● Exercise directions
Across the entries, how many lines have the string "style" in them? Reply with only a number.

● Records to use
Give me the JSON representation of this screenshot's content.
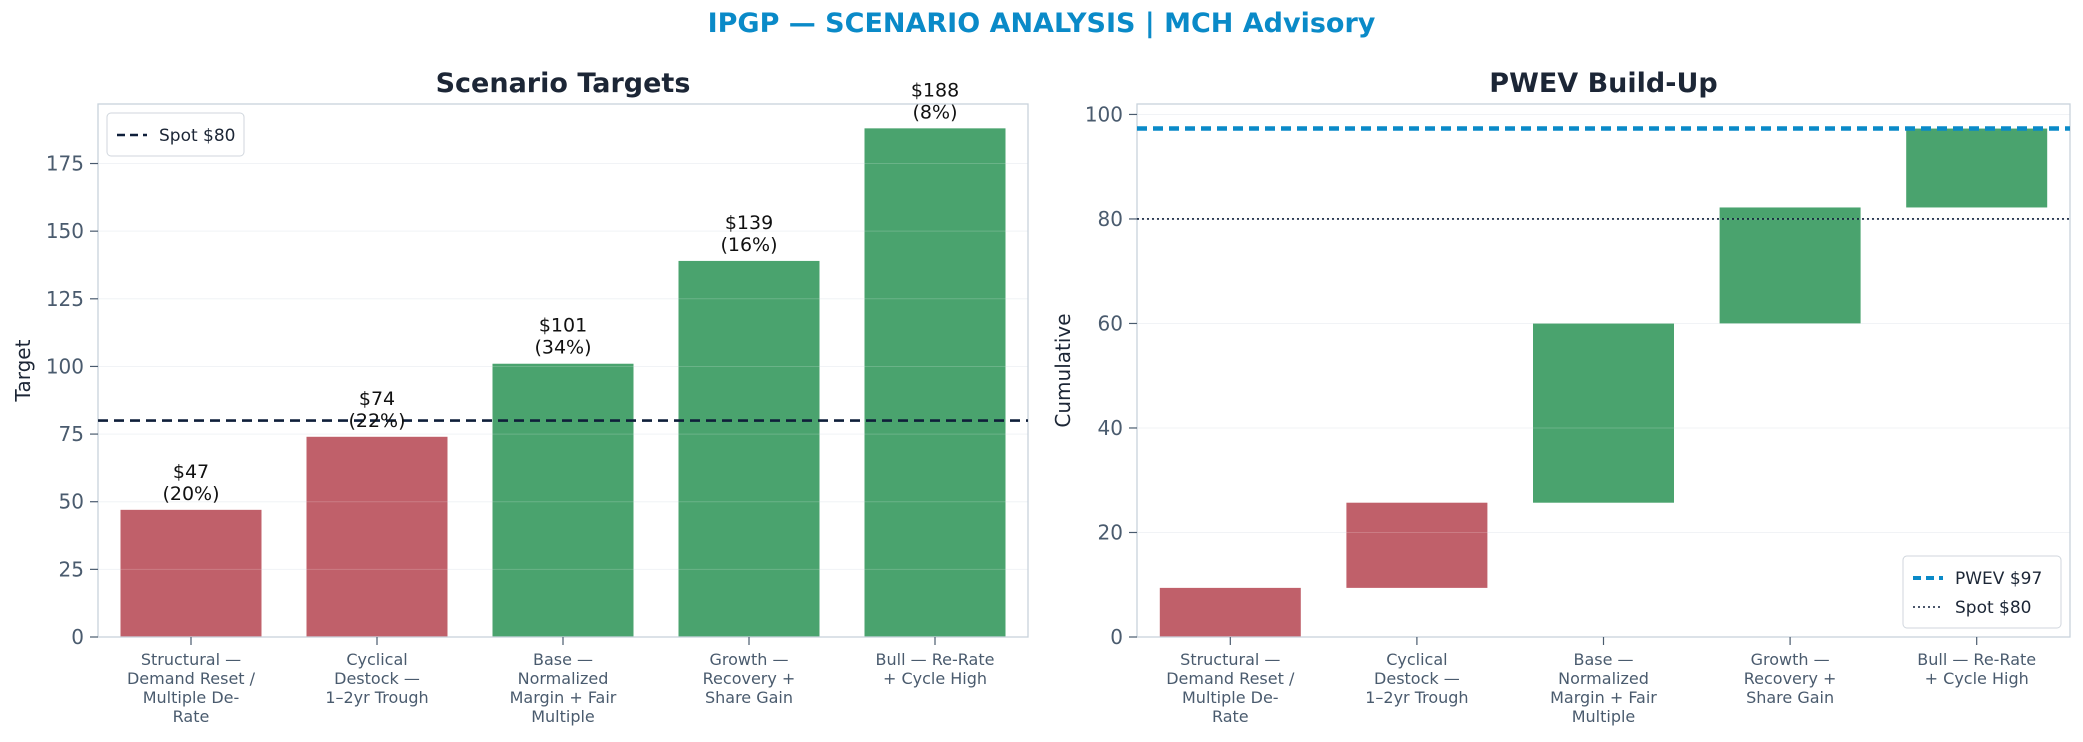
{
  "title": "IPGP — SCENARIO ANALYSIS | MCH Advisory",
  "colors": {
    "title": "#0a8ac8",
    "downside": "#c0606a",
    "upside": "#4aa36e",
    "pwev_line": "#0a8ac8",
    "spot_line": "#0f1f3a",
    "axis_text": "#4a5b6e",
    "frame": "#c8d2dc",
    "grid": "#eef1f4"
  },
  "chart_data": [
    {
      "type": "bar",
      "title": "Scenario Targets",
      "xlabel": "",
      "ylabel": "Target",
      "ylim": [
        0,
        197
      ],
      "yticks": [
        0,
        25,
        50,
        75,
        100,
        125,
        150,
        175
      ],
      "grid": true,
      "legend": {
        "placement": "top-left",
        "entries": [
          {
            "label": "Spot $80",
            "style": "dashed"
          }
        ]
      },
      "reference_lines": [
        {
          "label": "Spot $80",
          "value": 80,
          "style": "dashed"
        }
      ],
      "categories": [
        "Structural —\nDemand Reset /\nMultiple De-\nRate",
        "Cyclical\nDestock —\n1–2yr Trough",
        "Base —\nNormalized\nMargin + Fair\nMultiple",
        "Growth —\nRecovery +\nShare Gain",
        "Bull — Re-Rate\n+ Cycle High"
      ],
      "values": [
        47,
        74,
        101,
        139,
        188
      ],
      "probabilities": [
        20,
        22,
        34,
        16,
        8
      ],
      "data_labels": [
        "$47\n(20%)",
        "$74\n(22%)",
        "$101\n(34%)",
        "$139\n(16%)",
        "$188\n(8%)"
      ],
      "bar_colors": [
        "downside",
        "downside",
        "upside",
        "upside",
        "upside"
      ]
    },
    {
      "type": "bar",
      "subtype": "waterfall",
      "title": "PWEV Build-Up",
      "xlabel": "",
      "ylabel": "Cumulative",
      "ylim": [
        0,
        102
      ],
      "yticks": [
        0,
        20,
        40,
        60,
        80,
        100
      ],
      "grid": true,
      "legend": {
        "placement": "bottom-right",
        "entries": [
          {
            "label": "PWEV $97",
            "style": "dashed"
          },
          {
            "label": "Spot $80",
            "style": "dotted"
          }
        ]
      },
      "reference_lines": [
        {
          "label": "PWEV $97",
          "value": 97.3,
          "style": "dashed"
        },
        {
          "label": "Spot $80",
          "value": 80,
          "style": "dotted"
        }
      ],
      "categories": [
        "Structural —\nDemand Reset /\nMultiple De-\nRate",
        "Cyclical\nDestock —\n1–2yr Trough",
        "Base —\nNormalized\nMargin + Fair\nMultiple",
        "Growth —\nRecovery +\nShare Gain",
        "Bull — Re-Rate\n+ Cycle High"
      ],
      "bars": [
        {
          "start": 0,
          "end": 9.4
        },
        {
          "start": 9.4,
          "end": 25.7
        },
        {
          "start": 25.7,
          "end": 60.0
        },
        {
          "start": 60.0,
          "end": 82.2
        },
        {
          "start": 82.2,
          "end": 97.3
        }
      ],
      "bar_colors": [
        "downside",
        "downside",
        "upside",
        "upside",
        "upside"
      ]
    }
  ]
}
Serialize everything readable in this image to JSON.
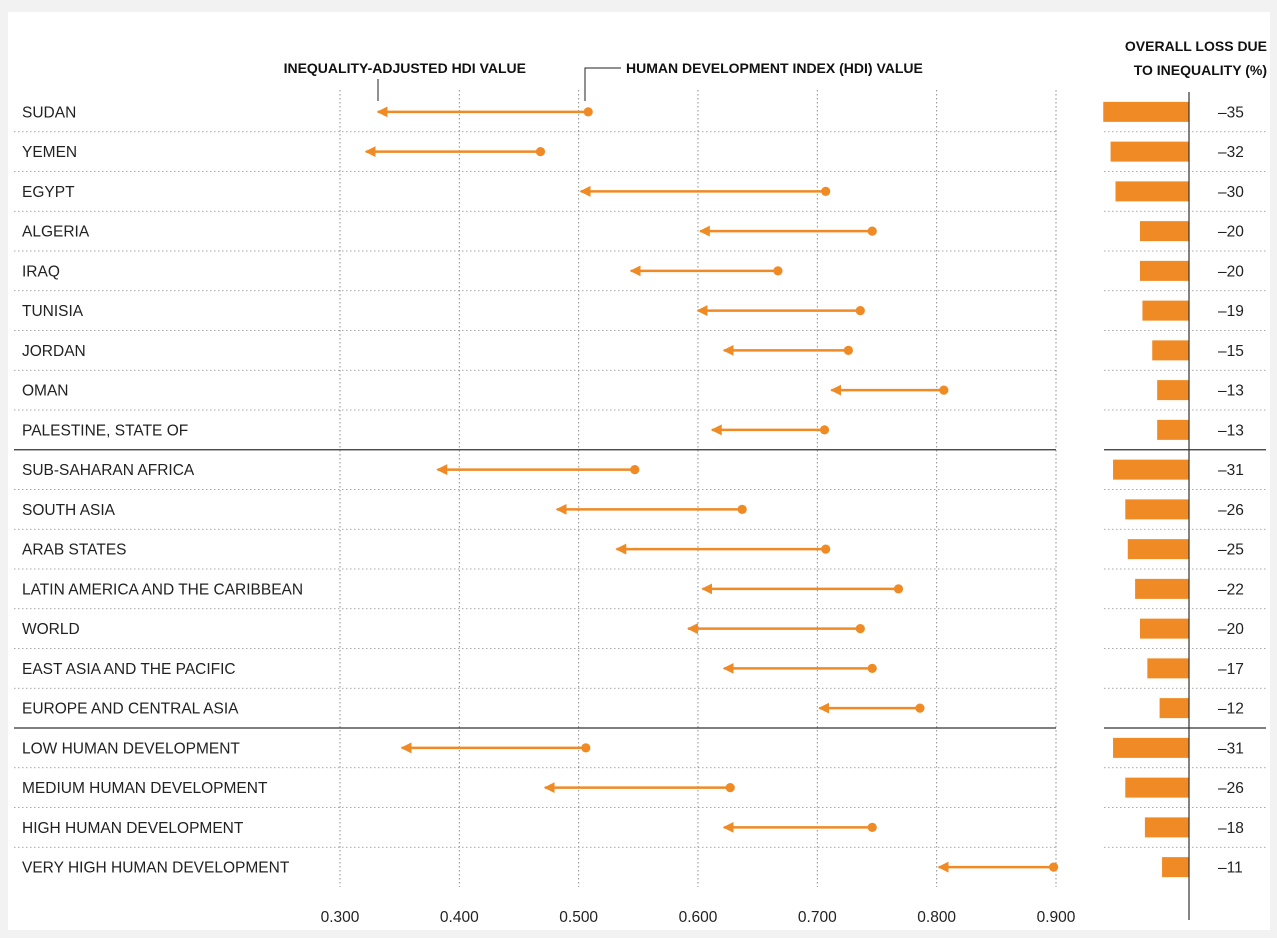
{
  "colors": {
    "accent": "#f08a24",
    "text": "#222222",
    "grid": "#8c8c8c",
    "separator": "#333333"
  },
  "chart_data": {
    "type": "dumbbell-arrow",
    "headers": {
      "ihdi": "INEQUALITY-ADJUSTED HDI VALUE",
      "hdi": "HUMAN DEVELOPMENT INDEX (HDI) VALUE",
      "loss_line1": "OVERALL LOSS DUE",
      "loss_line2": "TO INEQUALITY (%)"
    },
    "xlim": [
      0.3,
      0.9
    ],
    "x_ticks": [
      "0.300",
      "0.400",
      "0.500",
      "0.600",
      "0.700",
      "0.800",
      "0.900"
    ],
    "loss_range": [
      -35,
      0
    ],
    "separators_after_row": [
      8,
      15
    ],
    "rows": [
      {
        "label": "SUDAN",
        "hdi": 0.508,
        "ihdi": 0.33,
        "loss": -35,
        "loss_label": "–35"
      },
      {
        "label": "YEMEN",
        "hdi": 0.468,
        "ihdi": 0.32,
        "loss": -32,
        "loss_label": "–32"
      },
      {
        "label": "EGYPT",
        "hdi": 0.707,
        "ihdi": 0.5,
        "loss": -30,
        "loss_label": "–30"
      },
      {
        "label": "ALGERIA",
        "hdi": 0.746,
        "ihdi": 0.6,
        "loss": -20,
        "loss_label": "–20"
      },
      {
        "label": "IRAQ",
        "hdi": 0.667,
        "ihdi": 0.542,
        "loss": -20,
        "loss_label": "–20"
      },
      {
        "label": "TUNISIA",
        "hdi": 0.736,
        "ihdi": 0.598,
        "loss": -19,
        "loss_label": "–19"
      },
      {
        "label": "JORDAN",
        "hdi": 0.726,
        "ihdi": 0.62,
        "loss": -15,
        "loss_label": "–15"
      },
      {
        "label": "OMAN",
        "hdi": 0.806,
        "ihdi": 0.71,
        "loss": -13,
        "loss_label": "–13"
      },
      {
        "label": "PALESTINE, STATE OF",
        "hdi": 0.706,
        "ihdi": 0.61,
        "loss": -13,
        "loss_label": "–13"
      },
      {
        "label": "SUB-SAHARAN AFRICA",
        "hdi": 0.547,
        "ihdi": 0.38,
        "loss": -31,
        "loss_label": "–31"
      },
      {
        "label": "SOUTH ASIA",
        "hdi": 0.637,
        "ihdi": 0.48,
        "loss": -26,
        "loss_label": "–26"
      },
      {
        "label": "ARAB STATES",
        "hdi": 0.707,
        "ihdi": 0.53,
        "loss": -25,
        "loss_label": "–25"
      },
      {
        "label": "LATIN AMERICA AND THE CARIBBEAN",
        "hdi": 0.768,
        "ihdi": 0.602,
        "loss": -22,
        "loss_label": "–22"
      },
      {
        "label": "WORLD",
        "hdi": 0.736,
        "ihdi": 0.59,
        "loss": -20,
        "loss_label": "–20"
      },
      {
        "label": "EAST ASIA AND THE PACIFIC",
        "hdi": 0.746,
        "ihdi": 0.62,
        "loss": -17,
        "loss_label": "–17"
      },
      {
        "label": "EUROPE AND CENTRAL ASIA",
        "hdi": 0.786,
        "ihdi": 0.7,
        "loss": -12,
        "loss_label": "–12"
      },
      {
        "label": "LOW HUMAN DEVELOPMENT",
        "hdi": 0.506,
        "ihdi": 0.35,
        "loss": -31,
        "loss_label": "–31"
      },
      {
        "label": "MEDIUM HUMAN DEVELOPMENT",
        "hdi": 0.627,
        "ihdi": 0.47,
        "loss": -26,
        "loss_label": "–26"
      },
      {
        "label": "HIGH HUMAN DEVELOPMENT",
        "hdi": 0.746,
        "ihdi": 0.62,
        "loss": -18,
        "loss_label": "–18"
      },
      {
        "label": "VERY HIGH HUMAN DEVELOPMENT",
        "hdi": 0.898,
        "ihdi": 0.8,
        "loss": -11,
        "loss_label": "–11"
      }
    ]
  }
}
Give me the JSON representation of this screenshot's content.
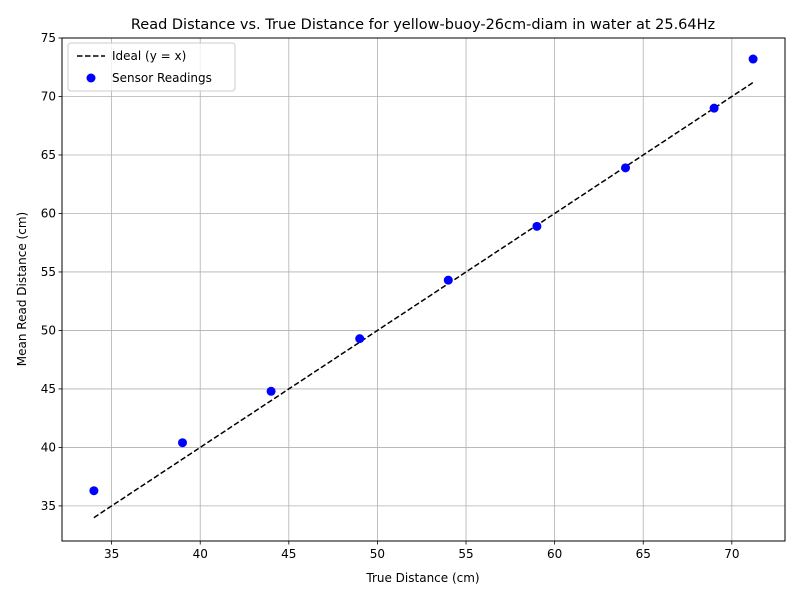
{
  "chart_data": {
    "type": "scatter",
    "title": "Read Distance vs. True Distance for yellow-buoy-26cm-diam in water at 25.64Hz",
    "xlabel": "True Distance (cm)",
    "ylabel": "Mean Read Distance (cm)",
    "xlim": [
      32.2,
      73.0
    ],
    "ylim": [
      32.0,
      75.0
    ],
    "xticks": [
      35,
      40,
      45,
      50,
      55,
      60,
      65,
      70
    ],
    "yticks": [
      35,
      40,
      45,
      50,
      55,
      60,
      65,
      70,
      75
    ],
    "grid": true,
    "legend_position": "upper-left",
    "series": [
      {
        "name": "Ideal (y = x)",
        "kind": "line",
        "style": "dashed",
        "color": "#000000",
        "x": [
          34,
          71.2
        ],
        "y": [
          34,
          71.2
        ]
      },
      {
        "name": "Sensor Readings",
        "kind": "scatter",
        "color": "#0000ff",
        "x": [
          34,
          39,
          44,
          49,
          54,
          59,
          64,
          69,
          71.2
        ],
        "y": [
          36.3,
          40.4,
          44.8,
          49.3,
          54.3,
          58.9,
          63.9,
          69.0,
          73.2
        ]
      }
    ]
  }
}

● Exercise output
7